>> begin Supplied records
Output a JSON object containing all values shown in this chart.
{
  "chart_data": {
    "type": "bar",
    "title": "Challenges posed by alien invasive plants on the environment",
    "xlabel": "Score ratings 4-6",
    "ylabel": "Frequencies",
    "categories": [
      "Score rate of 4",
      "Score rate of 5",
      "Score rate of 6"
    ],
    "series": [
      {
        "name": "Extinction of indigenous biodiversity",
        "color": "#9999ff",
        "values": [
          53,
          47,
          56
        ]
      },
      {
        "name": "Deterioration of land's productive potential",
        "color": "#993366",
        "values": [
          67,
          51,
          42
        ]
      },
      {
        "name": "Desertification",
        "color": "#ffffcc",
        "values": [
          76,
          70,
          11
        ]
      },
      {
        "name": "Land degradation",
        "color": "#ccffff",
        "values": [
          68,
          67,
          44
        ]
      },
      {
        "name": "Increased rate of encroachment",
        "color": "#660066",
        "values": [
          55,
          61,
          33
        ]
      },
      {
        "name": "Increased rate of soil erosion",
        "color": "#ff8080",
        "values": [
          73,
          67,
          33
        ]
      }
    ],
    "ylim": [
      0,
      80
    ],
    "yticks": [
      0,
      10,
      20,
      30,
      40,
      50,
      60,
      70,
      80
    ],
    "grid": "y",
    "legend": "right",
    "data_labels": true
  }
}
>> end Supplied records
### [Work to be completed]
From the listing above, collect every line that mentions the word "Increased".

### [The completed task]
        "name": "Increased rate of encroachment",
        "name": "Increased rate of soil erosion",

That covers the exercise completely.